EXERCISE INSTRUCTIONS:
Write out the entire listing below exactly, with the pictures left out.
>>>
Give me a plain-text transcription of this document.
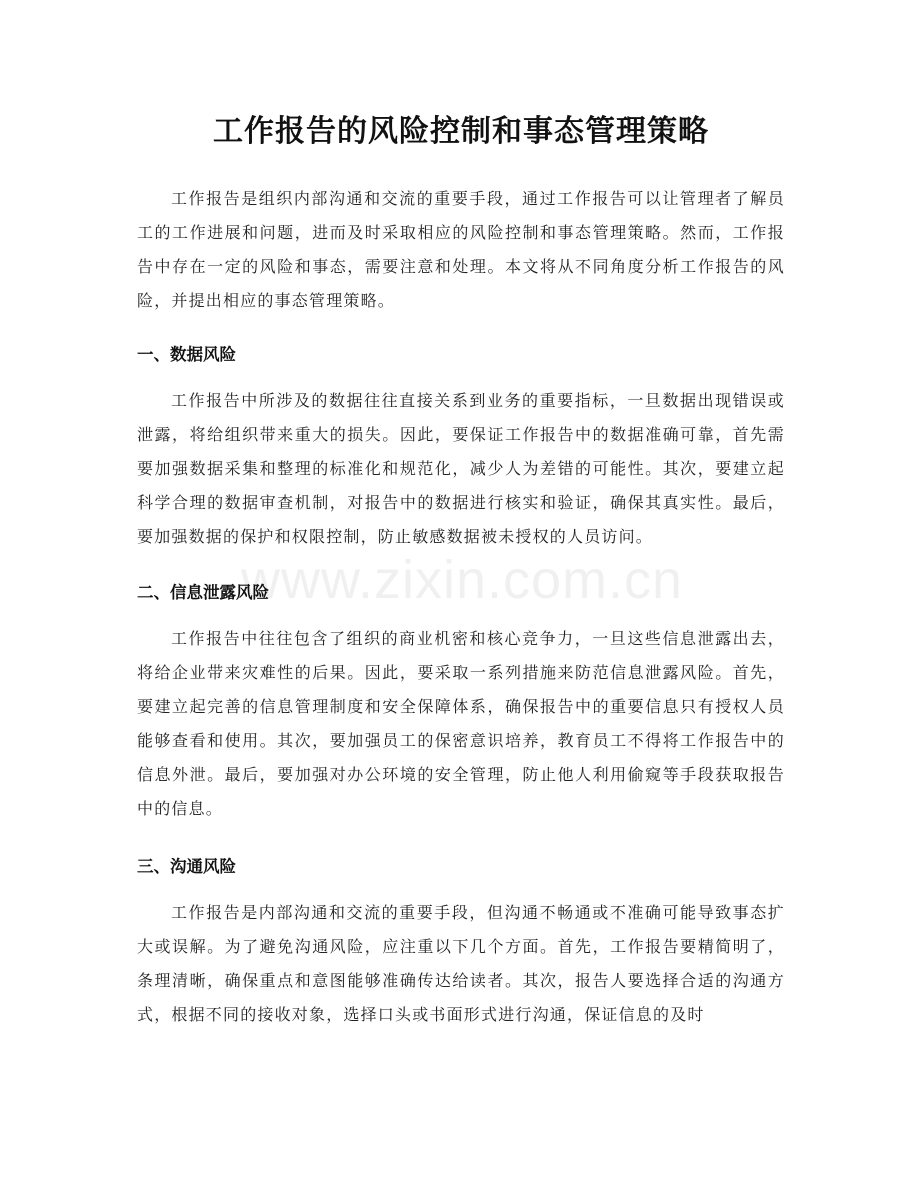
工作报告的风险控制和事态管理策略

工作报告是组织内部沟通和交流的重要手段，通过工作报告可以让管理者了解员工的工作进展和问题，进而及时采取相应的风险控制和事态管理策略。然而，工作报告中存在一定的风险和事态，需要注意和处理。本文将从不同角度分析工作报告的风险，并提出相应的事态管理策略。

一、数据风险

工作报告中所涉及的数据往往直接关系到业务的重要指标，一旦数据出现错误或泄露，将给组织带来重大的损失。因此，要保证工作报告中的数据准确可靠，首先需要加强数据采集和整理的标准化和规范化，减少人为差错的可能性。其次，要建立起科学合理的数据审查机制，对报告中的数据进行核实和验证，确保其真实性。最后，要加强数据的保护和权限控制，防止敏感数据被未授权的人员访问。

二、信息泄露风险

工作报告中往往包含了组织的商业机密和核心竞争力，一旦这些信息泄露出去，将给企业带来灾难性的后果。因此，要采取一系列措施来防范信息泄露风险。首先，要建立起完善的信息管理制度和安全保障体系，确保报告中的重要信息只有授权人员能够查看和使用。其次，要加强员工的保密意识培养，教育员工不得将工作报告中的信息外泄。最后，要加强对办公环境的安全管理，防止他人利用偷窥等手段获取报告中的信息。

三、沟通风险

工作报告是内部沟通和交流的重要手段，但沟通不畅通或不准确可能导致事态扩大或误解。为了避免沟通风险，应注重以下几个方面。首先，工作报告要精简明了，条理清晰，确保重点和意图能够准确传达给读者。其次，报告人要选择合适的沟通方式，根据不同的接收对象，选择口头或书面形式进行沟通，保证信息的及时

www.zixin.com.cn
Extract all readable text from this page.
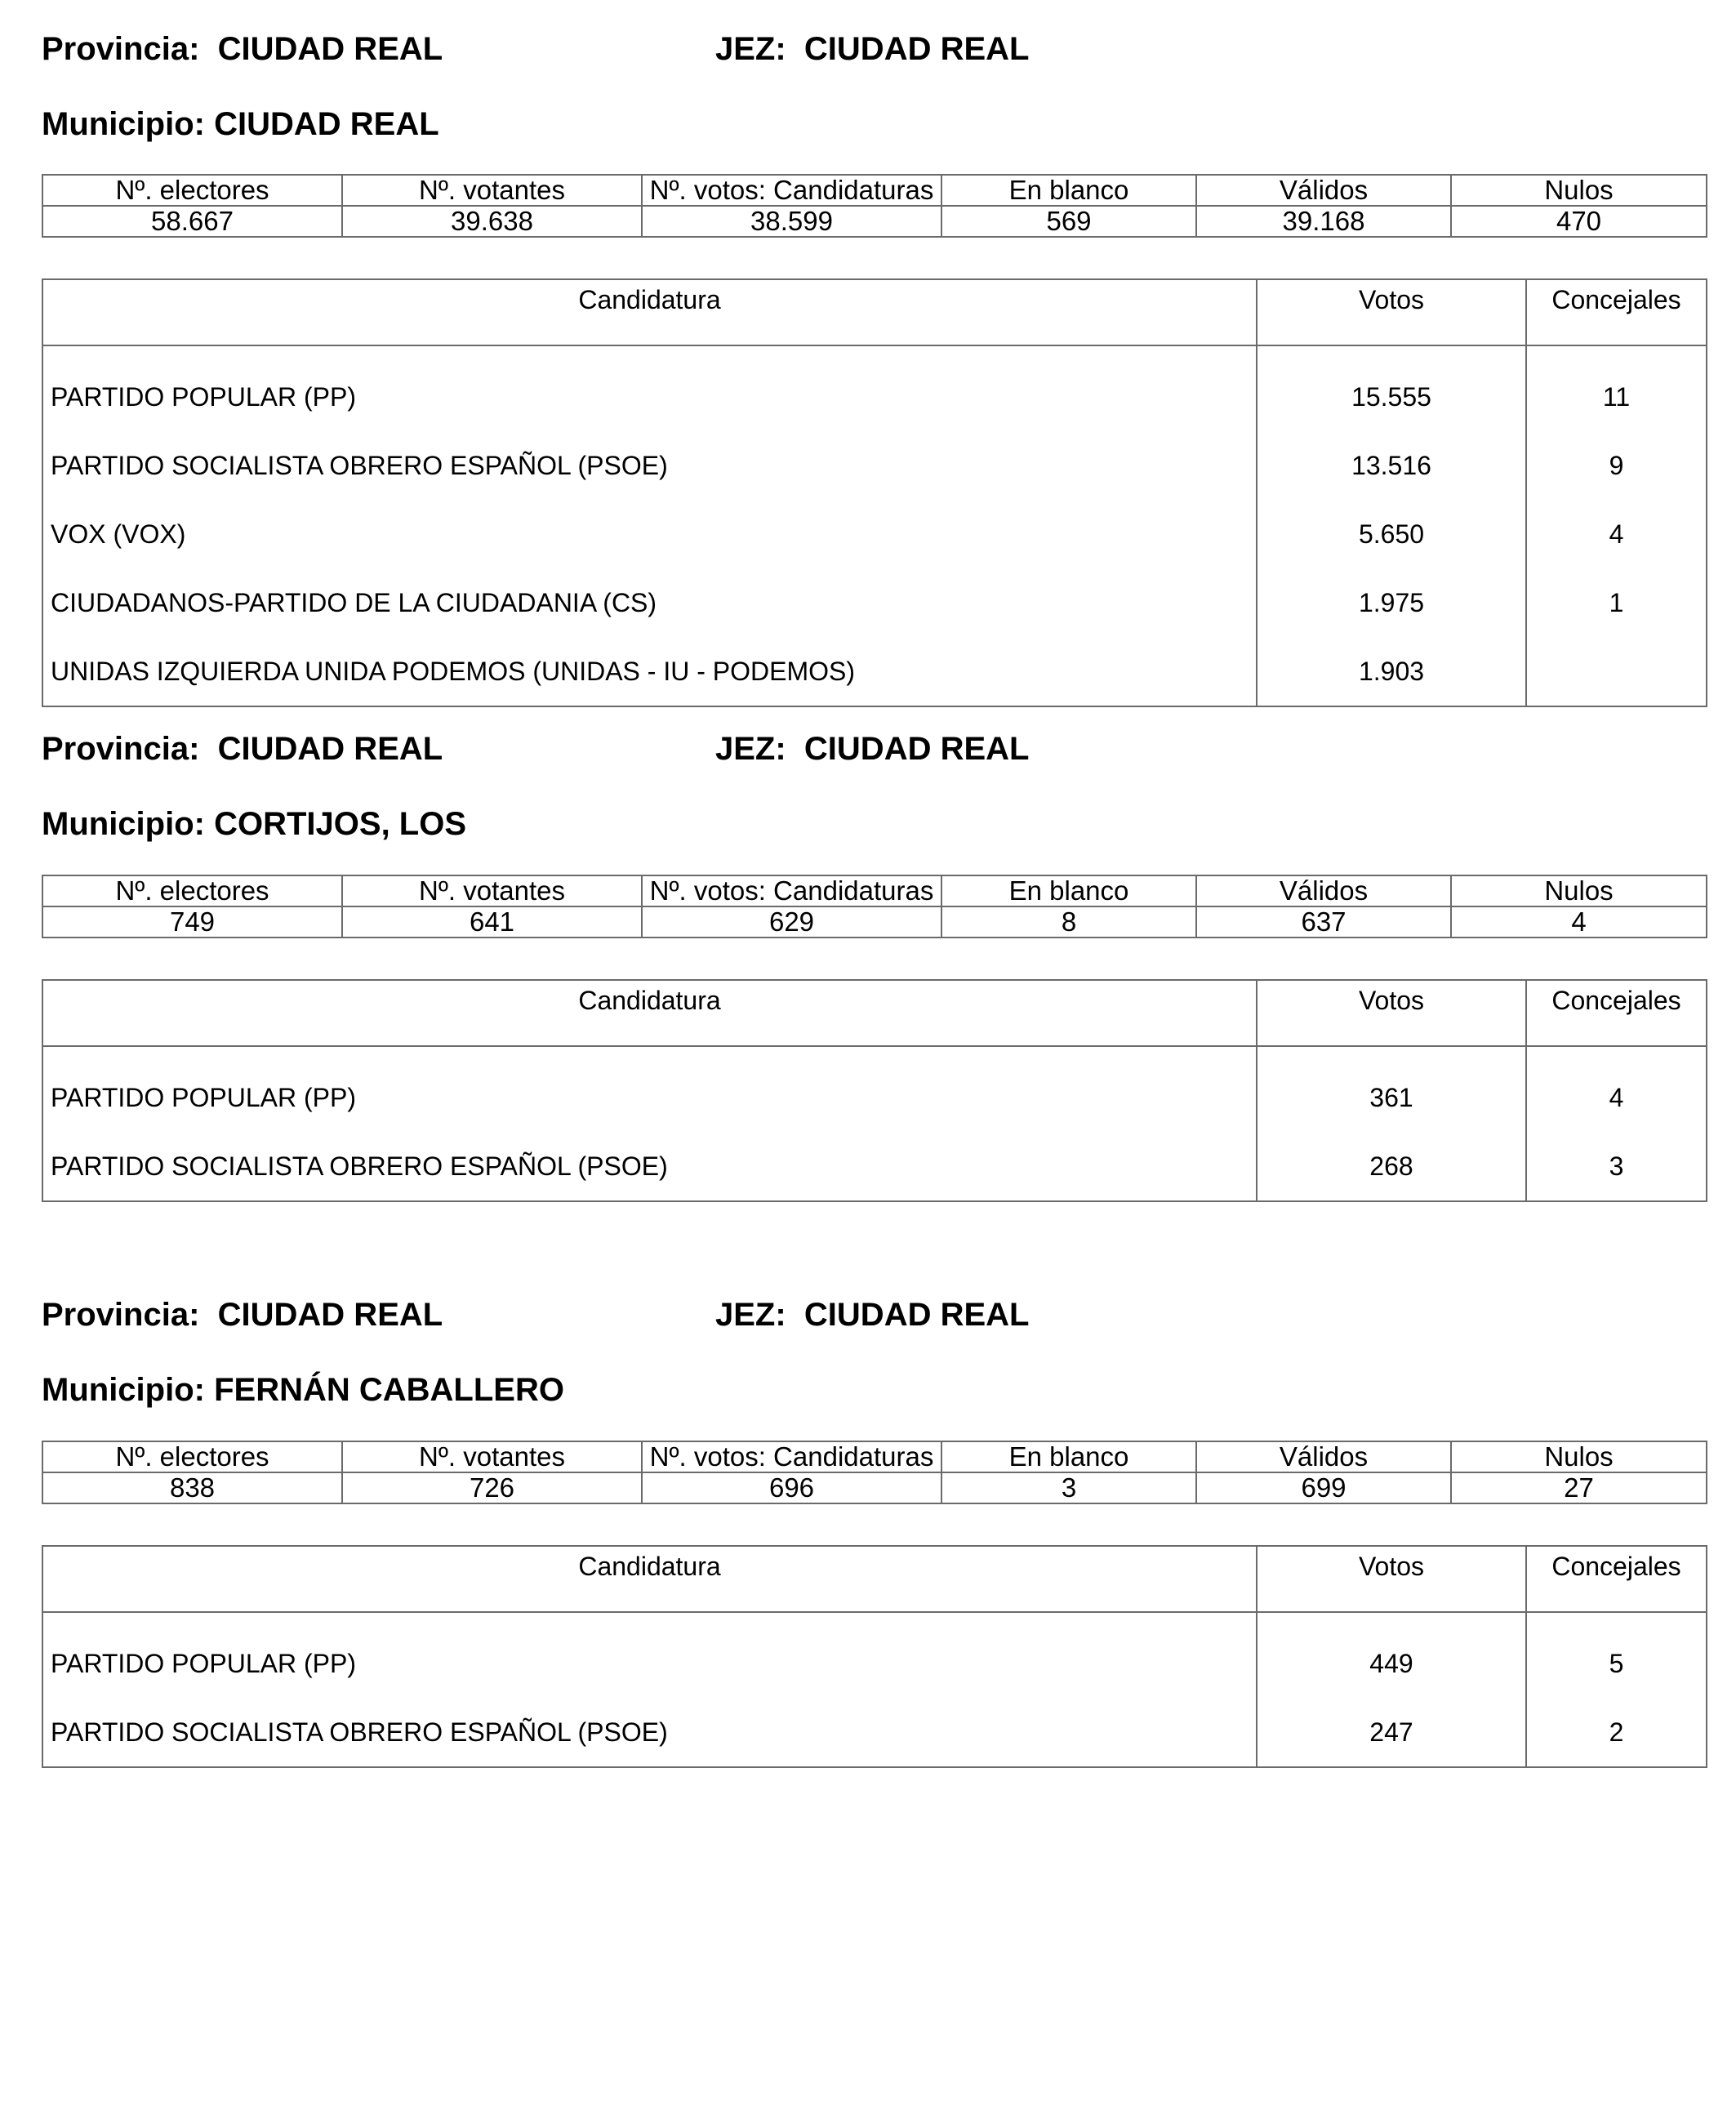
Provincia: CIUDAD REAL	JEZ: CIUDAD REAL
Municipio: CIUDAD REAL
Nº. electores	Nº. votantes	Nº. votos: Candidaturas	En blanco	Válidos	Nulos
58.667	39.638	38.599	569	39.168	470
Candidatura	Votos	Concejales
PARTIDO POPULAR (PP)	15.555	11
PARTIDO SOCIALISTA OBRERO ESPAÑOL (PSOE)	13.516	9
VOX (VOX)	5.650	4
CIUDADANOS-PARTIDO DE LA CIUDADANIA (CS)	1.975	1
UNIDAS IZQUIERDA UNIDA PODEMOS (UNIDAS - IU - PODEMOS)	1.903	
Provincia: CIUDAD REAL	JEZ: CIUDAD REAL
Municipio: CORTIJOS, LOS
Nº. electores	Nº. votantes	Nº. votos: Candidaturas	En blanco	Válidos	Nulos
749	641	629	8	637	4
Candidatura	Votos	Concejales
PARTIDO POPULAR (PP)	361	4
PARTIDO SOCIALISTA OBRERO ESPAÑOL (PSOE)	268	3
Provincia: CIUDAD REAL	JEZ: CIUDAD REAL
Municipio: FERNÁN CABALLERO
Nº. electores	Nº. votantes	Nº. votos: Candidaturas	En blanco	Válidos	Nulos
838	726	696	3	699	27
Candidatura	Votos	Concejales
PARTIDO POPULAR (PP)	449	5
PARTIDO SOCIALISTA OBRERO ESPAÑOL (PSOE)	247	2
<<<
EXERCISE SOLUTION:
Give me a plain-text transcription of this document.
工作报告的风险控制和事态管理策略

工作报告是组织内部沟通和交流的重要手段，通过工作报告可以让管理者了解员工的工作进展和问题，进而及时采取相应的风险控制和事态管理策略。然而，工作报告中存在一定的风险和事态，需要注意和处理。本文将从不同角度分析工作报告的风险，并提出相应的事态管理策略。

一、数据风险

工作报告中所涉及的数据往往直接关系到业务的重要指标，一旦数据出现错误或泄露，将给组织带来重大的损失。因此，要保证工作报告中的数据准确可靠，首先需要加强数据采集和整理的标准化和规范化，减少人为差错的可能性。其次，要建立起科学合理的数据审查机制，对报告中的数据进行核实和验证，确保其真实性。最后，要加强数据的保护和权限控制，防止敏感数据被未授权的人员访问。

二、信息泄露风险

工作报告中往往包含了组织的商业机密和核心竞争力，一旦这些信息泄露出去，将给企业带来灾难性的后果。因此，要采取一系列措施来防范信息泄露风险。首先，要建立起完善的信息管理制度和安全保障体系，确保报告中的重要信息只有授权人员能够查看和使用。其次，要加强员工的保密意识培养，教育员工不得将工作报告中的信息外泄。最后，要加强对办公环境的安全管理，防止他人利用偷窥等手段获取报告中的信息。

三、沟通风险

工作报告是内部沟通和交流的重要手段，但沟通不畅通或不准确可能导致事态扩大或误解。为了避免沟通风险，应注重以下几个方面。首先，工作报告要精简明了，条理清晰，确保重点和意图能够准确传达给读者。其次，报告人要选择合适的沟通方式，根据不同的接收对象，选择口头或书面形式进行沟通，保证信息的及时

www.zixin.com.cn
Extract all readable text from this page.
Provincia: CIUDAD REAL	JEZ: CIUDAD REAL
Municipio: CIUDAD REAL
Nº. electores	Nº. votantes	Nº. votos: Candidaturas	En blanco	Válidos	Nulos
58.667	39.638	38.599	569	39.168	470
Candidatura	Votos	Concejales
PARTIDO POPULAR (PP)	15.555	11
PARTIDO SOCIALISTA OBRERO ESPAÑOL (PSOE)	13.516	9
VOX (VOX)	5.650	4
CIUDADANOS-PARTIDO DE LA CIUDADANIA (CS)	1.975	1
UNIDAS IZQUIERDA UNIDA PODEMOS (UNIDAS - IU - PODEMOS)	1.903	
Provincia: CIUDAD REAL	JEZ: CIUDAD REAL
Municipio: CORTIJOS, LOS
Nº. electores	Nº. votantes	Nº. votos: Candidaturas	En blanco	Válidos	Nulos
749	641	629	8	637	4
Candidatura	Votos	Concejales
PARTIDO POPULAR (PP)	361	4
PARTIDO SOCIALISTA OBRERO ESPAÑOL (PSOE)	268	3
Provincia: CIUDAD REAL	JEZ: CIUDAD REAL
Municipio: FERNÁN CABALLERO
Nº. electores	Nº. votantes	Nº. votos: Candidaturas	En blanco	Válidos	Nulos
838	726	696	3	699	27
Candidatura	Votos	Concejales
PARTIDO POPULAR (PP)	449	5
PARTIDO SOCIALISTA OBRERO ESPAÑOL (PSOE)	247	2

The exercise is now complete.